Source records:
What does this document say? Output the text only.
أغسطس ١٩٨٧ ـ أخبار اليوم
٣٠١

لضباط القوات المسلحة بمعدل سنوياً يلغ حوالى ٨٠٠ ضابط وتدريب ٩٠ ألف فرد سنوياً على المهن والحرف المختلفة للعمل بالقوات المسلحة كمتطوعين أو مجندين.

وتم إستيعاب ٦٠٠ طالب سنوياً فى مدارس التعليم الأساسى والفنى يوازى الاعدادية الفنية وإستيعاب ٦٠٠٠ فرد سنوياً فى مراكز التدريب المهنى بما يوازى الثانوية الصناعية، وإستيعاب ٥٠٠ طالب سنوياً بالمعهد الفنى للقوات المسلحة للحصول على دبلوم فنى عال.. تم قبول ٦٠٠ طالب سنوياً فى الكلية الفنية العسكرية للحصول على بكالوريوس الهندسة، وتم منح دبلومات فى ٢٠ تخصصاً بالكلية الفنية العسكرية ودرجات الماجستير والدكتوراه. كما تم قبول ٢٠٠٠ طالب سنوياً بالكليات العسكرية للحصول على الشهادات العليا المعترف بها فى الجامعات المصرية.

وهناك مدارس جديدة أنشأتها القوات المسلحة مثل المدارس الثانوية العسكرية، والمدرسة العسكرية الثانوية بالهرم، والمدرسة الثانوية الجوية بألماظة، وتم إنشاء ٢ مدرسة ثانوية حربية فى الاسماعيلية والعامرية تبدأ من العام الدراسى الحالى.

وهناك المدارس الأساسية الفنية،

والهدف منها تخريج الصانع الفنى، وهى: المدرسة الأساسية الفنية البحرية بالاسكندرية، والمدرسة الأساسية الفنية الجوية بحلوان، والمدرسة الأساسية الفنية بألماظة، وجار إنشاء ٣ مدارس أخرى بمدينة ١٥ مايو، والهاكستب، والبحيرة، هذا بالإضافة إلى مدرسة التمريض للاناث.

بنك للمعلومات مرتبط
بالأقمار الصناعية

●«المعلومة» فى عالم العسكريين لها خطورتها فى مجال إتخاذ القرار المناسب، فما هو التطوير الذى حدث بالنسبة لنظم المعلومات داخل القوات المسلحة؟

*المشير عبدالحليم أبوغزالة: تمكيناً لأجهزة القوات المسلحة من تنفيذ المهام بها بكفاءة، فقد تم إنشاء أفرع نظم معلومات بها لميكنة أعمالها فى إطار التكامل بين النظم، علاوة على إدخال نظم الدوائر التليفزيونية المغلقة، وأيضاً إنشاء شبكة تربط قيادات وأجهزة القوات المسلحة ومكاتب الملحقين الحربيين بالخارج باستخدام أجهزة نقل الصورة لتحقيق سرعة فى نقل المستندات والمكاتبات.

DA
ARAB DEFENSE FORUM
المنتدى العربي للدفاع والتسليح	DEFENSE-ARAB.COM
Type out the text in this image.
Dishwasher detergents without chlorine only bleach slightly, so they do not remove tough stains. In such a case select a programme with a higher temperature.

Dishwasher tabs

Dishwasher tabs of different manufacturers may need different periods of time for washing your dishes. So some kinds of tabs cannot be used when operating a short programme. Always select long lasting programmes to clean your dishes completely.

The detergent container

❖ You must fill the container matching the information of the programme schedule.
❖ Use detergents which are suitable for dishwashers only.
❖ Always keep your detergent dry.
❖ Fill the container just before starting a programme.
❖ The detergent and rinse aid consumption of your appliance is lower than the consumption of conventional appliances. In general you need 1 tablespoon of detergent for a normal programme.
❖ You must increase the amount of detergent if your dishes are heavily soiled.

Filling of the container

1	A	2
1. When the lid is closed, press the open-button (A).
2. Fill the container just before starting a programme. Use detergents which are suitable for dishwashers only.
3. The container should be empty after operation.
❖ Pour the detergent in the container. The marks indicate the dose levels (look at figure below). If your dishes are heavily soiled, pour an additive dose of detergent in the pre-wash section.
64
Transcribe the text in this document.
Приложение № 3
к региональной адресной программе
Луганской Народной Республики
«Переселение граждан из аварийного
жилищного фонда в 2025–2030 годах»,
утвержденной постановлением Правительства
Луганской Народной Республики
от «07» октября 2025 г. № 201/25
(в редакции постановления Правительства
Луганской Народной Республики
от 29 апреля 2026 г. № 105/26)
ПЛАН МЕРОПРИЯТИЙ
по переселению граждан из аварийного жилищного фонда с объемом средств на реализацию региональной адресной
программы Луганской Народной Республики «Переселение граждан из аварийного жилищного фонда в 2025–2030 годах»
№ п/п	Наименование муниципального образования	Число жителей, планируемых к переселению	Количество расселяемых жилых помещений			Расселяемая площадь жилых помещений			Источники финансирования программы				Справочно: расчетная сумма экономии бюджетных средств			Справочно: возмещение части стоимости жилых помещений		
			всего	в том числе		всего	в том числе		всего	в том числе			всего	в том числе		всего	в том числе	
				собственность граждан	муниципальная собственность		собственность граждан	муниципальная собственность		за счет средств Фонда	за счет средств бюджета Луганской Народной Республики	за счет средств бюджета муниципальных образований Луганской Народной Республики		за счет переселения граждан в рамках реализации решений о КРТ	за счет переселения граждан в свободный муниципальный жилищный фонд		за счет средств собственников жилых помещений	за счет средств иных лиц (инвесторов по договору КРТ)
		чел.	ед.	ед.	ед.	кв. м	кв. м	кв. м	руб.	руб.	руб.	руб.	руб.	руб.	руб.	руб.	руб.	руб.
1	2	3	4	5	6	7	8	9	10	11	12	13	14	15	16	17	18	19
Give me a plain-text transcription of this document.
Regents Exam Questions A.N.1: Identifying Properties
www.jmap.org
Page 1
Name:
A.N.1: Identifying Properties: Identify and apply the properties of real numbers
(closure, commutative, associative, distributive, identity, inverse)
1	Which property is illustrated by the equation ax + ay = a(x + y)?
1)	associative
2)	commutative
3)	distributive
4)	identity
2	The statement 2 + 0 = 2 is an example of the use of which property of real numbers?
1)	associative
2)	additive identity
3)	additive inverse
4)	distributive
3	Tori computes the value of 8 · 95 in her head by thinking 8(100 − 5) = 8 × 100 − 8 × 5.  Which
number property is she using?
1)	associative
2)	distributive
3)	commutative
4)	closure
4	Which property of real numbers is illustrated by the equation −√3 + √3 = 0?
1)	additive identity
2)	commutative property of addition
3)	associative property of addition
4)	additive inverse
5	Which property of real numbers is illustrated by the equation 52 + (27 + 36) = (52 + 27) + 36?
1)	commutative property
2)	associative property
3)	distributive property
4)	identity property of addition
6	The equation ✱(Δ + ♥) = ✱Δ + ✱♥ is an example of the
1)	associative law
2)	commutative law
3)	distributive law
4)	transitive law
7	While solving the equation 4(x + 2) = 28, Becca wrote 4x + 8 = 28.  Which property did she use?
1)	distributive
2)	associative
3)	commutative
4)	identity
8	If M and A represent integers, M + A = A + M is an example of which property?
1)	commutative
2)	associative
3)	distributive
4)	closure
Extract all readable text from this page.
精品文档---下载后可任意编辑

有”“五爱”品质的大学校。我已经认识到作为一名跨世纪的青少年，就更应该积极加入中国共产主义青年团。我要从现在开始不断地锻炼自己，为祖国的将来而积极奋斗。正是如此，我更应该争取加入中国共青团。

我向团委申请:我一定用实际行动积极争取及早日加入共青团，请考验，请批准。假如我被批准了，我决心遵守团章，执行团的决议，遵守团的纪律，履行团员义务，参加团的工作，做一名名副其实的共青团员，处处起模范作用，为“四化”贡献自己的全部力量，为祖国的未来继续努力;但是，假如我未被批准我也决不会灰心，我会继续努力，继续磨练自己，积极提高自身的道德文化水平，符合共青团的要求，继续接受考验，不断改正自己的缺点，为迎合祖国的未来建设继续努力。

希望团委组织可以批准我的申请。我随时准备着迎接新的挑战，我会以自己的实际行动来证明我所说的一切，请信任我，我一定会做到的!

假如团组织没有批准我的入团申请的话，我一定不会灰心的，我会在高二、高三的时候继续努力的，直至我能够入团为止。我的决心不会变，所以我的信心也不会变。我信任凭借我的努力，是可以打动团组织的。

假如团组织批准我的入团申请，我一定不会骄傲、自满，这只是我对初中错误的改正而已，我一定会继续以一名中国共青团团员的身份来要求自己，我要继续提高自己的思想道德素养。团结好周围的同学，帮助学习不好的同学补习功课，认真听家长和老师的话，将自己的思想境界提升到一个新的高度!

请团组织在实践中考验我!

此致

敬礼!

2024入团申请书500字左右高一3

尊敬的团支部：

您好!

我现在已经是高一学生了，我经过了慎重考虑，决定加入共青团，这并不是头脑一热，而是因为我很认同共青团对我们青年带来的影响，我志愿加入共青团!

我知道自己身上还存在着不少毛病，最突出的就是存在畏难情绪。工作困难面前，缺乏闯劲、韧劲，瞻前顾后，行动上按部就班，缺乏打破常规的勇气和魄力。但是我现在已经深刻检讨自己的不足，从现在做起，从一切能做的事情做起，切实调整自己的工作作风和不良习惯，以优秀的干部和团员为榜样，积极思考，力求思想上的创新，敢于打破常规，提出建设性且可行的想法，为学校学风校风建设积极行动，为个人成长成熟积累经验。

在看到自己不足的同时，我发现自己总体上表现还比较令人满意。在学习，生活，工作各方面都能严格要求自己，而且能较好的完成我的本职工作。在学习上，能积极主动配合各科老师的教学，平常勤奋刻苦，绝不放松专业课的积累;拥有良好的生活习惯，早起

● **Short exercise**: Show every line of the listing in which the string "identity" can be found.

● **Solution to this exercise**:
(closure, commutative, associative, distributive, identity, inverse)
4)	identity
2)	additive identity
1)	additive identity
4)	identity property of addition
4)	identity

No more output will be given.